[Stored entries]
######
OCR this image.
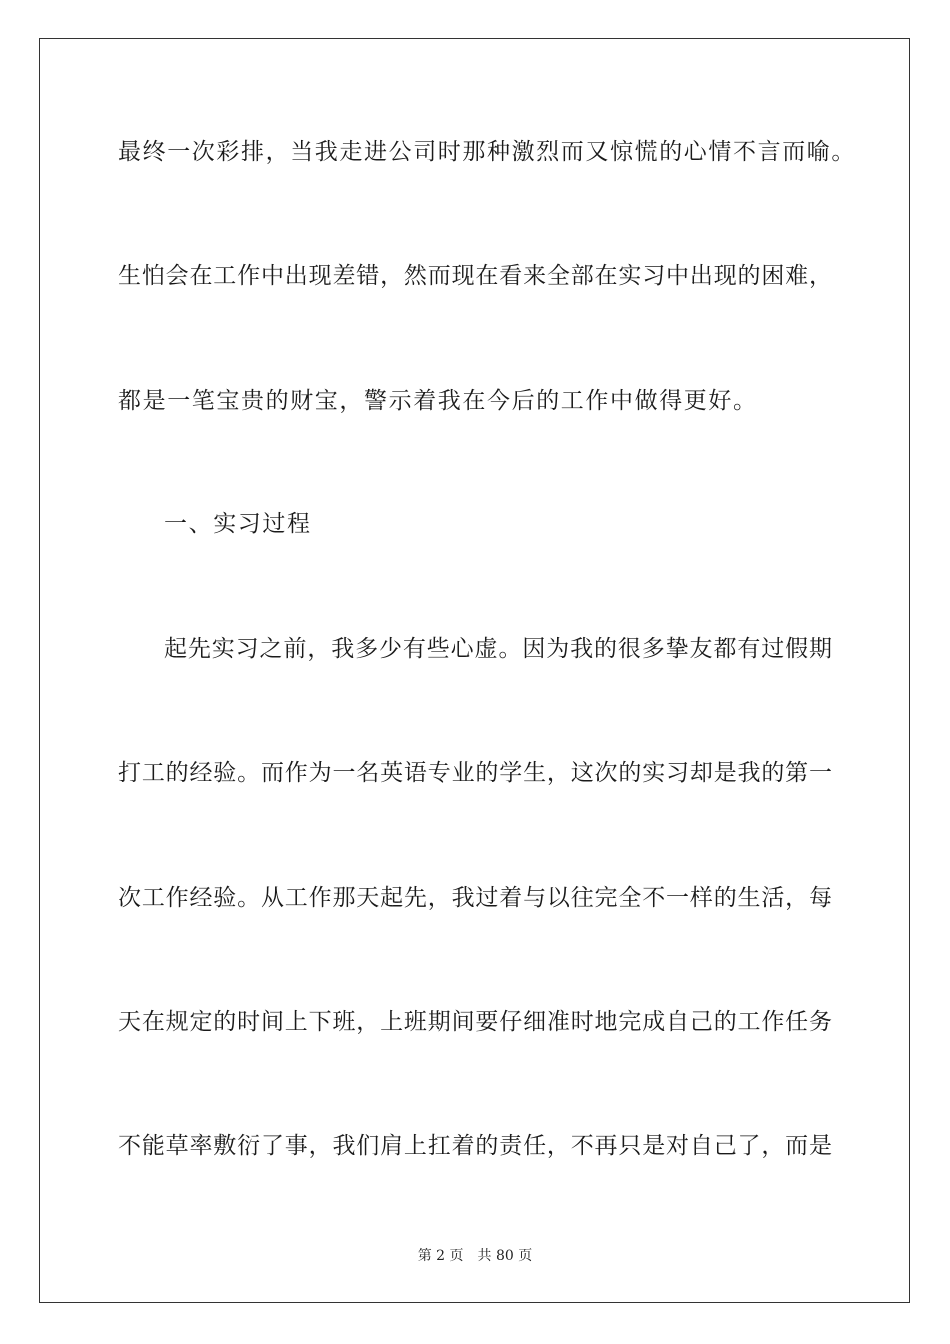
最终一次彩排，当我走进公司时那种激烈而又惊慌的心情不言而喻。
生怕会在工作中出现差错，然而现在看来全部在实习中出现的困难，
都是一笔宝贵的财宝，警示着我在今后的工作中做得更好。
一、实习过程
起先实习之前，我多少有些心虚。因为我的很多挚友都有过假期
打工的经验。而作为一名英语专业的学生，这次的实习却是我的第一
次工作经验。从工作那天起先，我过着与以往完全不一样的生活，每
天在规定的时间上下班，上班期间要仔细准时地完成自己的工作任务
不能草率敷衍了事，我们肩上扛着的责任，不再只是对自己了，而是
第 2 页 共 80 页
######
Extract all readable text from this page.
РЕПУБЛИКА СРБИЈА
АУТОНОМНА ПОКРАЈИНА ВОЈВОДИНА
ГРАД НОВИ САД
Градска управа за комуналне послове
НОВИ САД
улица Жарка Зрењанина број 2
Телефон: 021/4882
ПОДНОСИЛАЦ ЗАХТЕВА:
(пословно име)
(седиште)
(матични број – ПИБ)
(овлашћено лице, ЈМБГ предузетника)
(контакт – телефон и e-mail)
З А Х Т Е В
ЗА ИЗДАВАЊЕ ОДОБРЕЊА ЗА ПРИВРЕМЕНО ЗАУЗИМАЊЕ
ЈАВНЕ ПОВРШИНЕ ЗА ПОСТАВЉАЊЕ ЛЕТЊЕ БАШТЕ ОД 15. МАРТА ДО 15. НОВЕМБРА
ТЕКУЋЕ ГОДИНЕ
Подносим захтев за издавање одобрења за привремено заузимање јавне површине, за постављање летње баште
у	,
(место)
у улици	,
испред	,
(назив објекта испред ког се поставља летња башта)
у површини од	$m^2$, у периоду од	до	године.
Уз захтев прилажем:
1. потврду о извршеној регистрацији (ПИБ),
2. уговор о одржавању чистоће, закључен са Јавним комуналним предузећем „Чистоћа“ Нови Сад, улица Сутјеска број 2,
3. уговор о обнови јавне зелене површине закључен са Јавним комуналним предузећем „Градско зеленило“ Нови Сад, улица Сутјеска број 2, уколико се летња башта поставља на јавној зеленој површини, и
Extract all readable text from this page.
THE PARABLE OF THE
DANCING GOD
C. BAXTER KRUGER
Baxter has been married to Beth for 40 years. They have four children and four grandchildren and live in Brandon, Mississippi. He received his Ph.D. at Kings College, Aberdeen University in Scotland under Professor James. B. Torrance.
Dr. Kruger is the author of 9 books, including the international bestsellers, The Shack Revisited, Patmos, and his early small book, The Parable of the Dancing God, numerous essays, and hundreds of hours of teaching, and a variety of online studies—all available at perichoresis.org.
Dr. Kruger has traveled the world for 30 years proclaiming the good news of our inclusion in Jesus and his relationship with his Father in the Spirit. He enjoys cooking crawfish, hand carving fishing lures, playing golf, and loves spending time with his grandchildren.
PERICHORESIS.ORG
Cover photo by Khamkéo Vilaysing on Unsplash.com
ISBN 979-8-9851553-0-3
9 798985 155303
######
Which lines hold the word "башта"? Copy each of them from the records.

SOLUTION TO THIS TASK:
(назив објекта испред ког се поставља летња башта)
3. уговор о обнови јавне зелене површине закључен са Јавним комуналним предузећем „Градско зеленило“ Нови Сад, улица Сутјеска број 2, уколико се летња башта поставља на јавној зеленој површини, и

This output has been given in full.